Here are some records; copy every line that holds the word "masih".
....
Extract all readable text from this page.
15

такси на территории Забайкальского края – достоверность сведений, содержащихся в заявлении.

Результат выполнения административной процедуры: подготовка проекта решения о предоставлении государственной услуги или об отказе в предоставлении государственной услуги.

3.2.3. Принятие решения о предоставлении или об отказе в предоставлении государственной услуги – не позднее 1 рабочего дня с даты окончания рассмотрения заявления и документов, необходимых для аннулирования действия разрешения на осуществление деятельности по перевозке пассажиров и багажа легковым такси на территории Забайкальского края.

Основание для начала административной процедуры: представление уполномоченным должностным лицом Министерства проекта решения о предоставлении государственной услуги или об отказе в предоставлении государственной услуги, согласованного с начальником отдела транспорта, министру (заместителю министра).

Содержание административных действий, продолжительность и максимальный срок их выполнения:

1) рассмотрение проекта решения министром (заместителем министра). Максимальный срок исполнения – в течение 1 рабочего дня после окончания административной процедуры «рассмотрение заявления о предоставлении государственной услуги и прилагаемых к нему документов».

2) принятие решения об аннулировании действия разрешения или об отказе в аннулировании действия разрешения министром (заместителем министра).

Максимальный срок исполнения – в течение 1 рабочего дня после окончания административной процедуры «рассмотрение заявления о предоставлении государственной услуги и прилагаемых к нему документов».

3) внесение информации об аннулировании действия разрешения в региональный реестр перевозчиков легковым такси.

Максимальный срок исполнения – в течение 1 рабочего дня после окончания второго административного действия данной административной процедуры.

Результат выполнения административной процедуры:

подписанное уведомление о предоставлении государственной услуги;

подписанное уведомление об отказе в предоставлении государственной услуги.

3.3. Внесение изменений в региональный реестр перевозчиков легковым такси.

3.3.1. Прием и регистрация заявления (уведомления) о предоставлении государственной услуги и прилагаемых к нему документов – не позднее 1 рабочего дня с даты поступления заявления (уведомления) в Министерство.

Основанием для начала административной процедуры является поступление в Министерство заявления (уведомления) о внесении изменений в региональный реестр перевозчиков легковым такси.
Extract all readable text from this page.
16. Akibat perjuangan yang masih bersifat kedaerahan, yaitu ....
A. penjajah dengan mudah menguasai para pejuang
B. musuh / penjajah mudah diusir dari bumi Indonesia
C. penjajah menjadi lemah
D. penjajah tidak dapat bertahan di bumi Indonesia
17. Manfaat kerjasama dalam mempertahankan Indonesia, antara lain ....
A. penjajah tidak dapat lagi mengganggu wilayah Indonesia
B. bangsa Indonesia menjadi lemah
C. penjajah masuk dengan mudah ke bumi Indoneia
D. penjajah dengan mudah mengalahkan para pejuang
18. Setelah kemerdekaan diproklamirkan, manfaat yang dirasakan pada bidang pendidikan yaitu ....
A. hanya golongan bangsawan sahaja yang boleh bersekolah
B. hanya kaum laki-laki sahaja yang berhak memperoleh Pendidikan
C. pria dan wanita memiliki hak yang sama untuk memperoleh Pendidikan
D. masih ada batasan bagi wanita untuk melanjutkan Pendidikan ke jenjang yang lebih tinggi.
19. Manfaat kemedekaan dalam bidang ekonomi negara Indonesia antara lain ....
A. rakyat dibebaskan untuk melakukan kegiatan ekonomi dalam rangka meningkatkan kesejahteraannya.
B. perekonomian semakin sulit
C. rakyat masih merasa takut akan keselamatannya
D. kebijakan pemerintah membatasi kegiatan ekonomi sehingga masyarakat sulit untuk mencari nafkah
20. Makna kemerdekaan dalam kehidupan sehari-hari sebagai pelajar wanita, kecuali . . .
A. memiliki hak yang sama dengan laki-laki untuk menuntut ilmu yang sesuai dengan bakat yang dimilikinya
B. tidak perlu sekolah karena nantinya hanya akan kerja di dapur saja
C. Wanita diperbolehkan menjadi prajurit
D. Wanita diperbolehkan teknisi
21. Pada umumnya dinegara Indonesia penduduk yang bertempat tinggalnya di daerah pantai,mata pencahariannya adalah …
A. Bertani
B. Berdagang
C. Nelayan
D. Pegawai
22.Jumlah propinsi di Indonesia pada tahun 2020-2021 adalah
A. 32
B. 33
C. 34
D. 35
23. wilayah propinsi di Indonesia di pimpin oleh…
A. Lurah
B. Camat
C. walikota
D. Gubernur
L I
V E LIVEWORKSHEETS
....
### Solution:
16. Akibat perjuangan yang masih bersifat kedaerahan, yaitu ....
D. masih ada batasan bagi wanita untuk melanjutkan Pendidikan ke jenjang yang lebih tinggi.
C. rakyat masih merasa takut akan keselamatannya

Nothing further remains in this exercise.